### Work required:
Go through the material and pull out every line with the string "name" in it.

(Items from a figure collection)
+++
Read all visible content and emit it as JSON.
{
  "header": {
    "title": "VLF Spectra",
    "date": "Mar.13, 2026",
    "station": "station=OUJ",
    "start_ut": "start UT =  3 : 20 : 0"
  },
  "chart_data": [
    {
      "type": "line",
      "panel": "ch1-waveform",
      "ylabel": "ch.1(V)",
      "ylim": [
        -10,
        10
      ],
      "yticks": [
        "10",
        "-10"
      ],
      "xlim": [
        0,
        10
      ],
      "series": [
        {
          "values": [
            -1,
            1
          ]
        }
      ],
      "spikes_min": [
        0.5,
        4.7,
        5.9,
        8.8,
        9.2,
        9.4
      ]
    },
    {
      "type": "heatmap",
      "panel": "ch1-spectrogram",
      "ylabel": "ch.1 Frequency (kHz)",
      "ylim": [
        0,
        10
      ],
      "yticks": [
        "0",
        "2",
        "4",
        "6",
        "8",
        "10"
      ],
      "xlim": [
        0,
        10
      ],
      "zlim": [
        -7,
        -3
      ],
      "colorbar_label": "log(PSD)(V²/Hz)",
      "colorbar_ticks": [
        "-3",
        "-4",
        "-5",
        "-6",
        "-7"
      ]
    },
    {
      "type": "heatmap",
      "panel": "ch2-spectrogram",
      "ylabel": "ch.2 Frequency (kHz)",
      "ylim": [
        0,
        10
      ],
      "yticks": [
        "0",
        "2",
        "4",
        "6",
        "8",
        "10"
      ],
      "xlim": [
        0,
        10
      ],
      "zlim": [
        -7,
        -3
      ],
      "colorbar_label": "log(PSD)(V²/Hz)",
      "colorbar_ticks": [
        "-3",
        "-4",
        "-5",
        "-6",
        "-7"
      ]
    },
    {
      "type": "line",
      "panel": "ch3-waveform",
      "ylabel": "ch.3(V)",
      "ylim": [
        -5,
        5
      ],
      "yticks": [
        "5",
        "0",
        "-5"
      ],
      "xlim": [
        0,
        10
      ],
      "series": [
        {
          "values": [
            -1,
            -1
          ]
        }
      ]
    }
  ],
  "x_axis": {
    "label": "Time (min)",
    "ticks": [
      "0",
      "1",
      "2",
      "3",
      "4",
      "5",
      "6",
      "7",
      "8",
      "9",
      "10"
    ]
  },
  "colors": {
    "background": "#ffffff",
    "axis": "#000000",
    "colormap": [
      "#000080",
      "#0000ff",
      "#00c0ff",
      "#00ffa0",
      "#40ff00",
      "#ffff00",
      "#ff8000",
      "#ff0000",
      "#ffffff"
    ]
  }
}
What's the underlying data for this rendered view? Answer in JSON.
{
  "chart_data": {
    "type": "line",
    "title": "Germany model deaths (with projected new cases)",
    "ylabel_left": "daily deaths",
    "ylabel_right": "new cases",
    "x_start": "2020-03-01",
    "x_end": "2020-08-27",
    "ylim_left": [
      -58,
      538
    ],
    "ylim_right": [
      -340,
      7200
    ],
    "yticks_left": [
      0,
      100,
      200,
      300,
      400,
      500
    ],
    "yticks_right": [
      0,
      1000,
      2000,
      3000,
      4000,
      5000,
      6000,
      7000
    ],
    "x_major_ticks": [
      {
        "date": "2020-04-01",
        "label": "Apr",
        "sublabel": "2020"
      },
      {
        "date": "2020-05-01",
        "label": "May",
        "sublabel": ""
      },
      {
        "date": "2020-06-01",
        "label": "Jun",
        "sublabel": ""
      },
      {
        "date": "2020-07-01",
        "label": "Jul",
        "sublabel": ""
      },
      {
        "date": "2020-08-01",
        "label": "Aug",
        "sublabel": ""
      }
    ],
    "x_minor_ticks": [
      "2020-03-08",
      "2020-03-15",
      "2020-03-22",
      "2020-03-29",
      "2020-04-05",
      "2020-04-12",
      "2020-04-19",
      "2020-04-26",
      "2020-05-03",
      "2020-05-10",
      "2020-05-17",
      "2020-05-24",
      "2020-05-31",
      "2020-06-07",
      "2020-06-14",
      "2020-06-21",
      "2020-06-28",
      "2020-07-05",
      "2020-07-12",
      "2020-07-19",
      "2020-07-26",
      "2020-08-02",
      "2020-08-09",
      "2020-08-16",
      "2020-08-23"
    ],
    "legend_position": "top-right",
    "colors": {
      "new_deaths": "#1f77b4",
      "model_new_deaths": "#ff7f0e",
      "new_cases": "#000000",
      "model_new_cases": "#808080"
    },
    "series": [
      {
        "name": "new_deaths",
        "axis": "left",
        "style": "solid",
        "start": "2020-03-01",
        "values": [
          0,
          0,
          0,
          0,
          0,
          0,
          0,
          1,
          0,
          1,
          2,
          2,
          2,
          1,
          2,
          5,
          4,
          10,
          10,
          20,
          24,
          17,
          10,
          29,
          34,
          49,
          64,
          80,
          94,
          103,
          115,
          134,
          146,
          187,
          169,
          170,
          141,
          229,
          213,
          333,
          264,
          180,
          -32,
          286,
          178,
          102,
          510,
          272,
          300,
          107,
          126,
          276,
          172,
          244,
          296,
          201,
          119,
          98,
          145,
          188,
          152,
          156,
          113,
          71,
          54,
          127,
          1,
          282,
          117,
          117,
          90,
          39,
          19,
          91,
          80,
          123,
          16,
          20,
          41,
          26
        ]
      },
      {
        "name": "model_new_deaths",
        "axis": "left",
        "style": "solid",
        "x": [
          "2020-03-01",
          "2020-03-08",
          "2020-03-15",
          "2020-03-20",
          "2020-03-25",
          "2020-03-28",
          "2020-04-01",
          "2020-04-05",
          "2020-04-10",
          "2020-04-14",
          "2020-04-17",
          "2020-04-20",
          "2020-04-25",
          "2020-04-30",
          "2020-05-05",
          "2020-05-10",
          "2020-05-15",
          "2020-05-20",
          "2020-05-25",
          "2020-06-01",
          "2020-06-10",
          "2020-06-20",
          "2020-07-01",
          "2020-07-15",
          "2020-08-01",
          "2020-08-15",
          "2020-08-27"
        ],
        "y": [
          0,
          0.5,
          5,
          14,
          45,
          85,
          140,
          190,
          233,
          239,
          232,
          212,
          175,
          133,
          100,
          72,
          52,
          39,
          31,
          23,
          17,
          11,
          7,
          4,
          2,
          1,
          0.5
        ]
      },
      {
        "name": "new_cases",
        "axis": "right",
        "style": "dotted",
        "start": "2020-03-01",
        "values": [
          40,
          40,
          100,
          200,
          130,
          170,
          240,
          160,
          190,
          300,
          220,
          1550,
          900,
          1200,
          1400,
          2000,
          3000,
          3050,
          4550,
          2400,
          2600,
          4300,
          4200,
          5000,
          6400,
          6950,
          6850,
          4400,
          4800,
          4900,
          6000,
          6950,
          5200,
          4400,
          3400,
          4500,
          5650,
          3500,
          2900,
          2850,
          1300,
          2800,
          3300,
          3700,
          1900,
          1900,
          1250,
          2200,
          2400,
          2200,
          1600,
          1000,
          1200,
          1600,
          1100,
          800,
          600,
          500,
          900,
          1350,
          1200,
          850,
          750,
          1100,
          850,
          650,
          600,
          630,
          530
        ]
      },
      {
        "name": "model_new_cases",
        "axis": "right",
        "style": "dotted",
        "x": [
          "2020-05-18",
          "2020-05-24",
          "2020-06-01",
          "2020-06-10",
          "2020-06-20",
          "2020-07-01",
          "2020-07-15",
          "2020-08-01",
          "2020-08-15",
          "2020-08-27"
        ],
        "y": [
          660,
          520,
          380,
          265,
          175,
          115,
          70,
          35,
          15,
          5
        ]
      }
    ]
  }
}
+++
### The completed task:
        "name": "new_deaths",
        "name": "model_new_deaths",
        "name": "new_cases",
        "name": "model_new_cases",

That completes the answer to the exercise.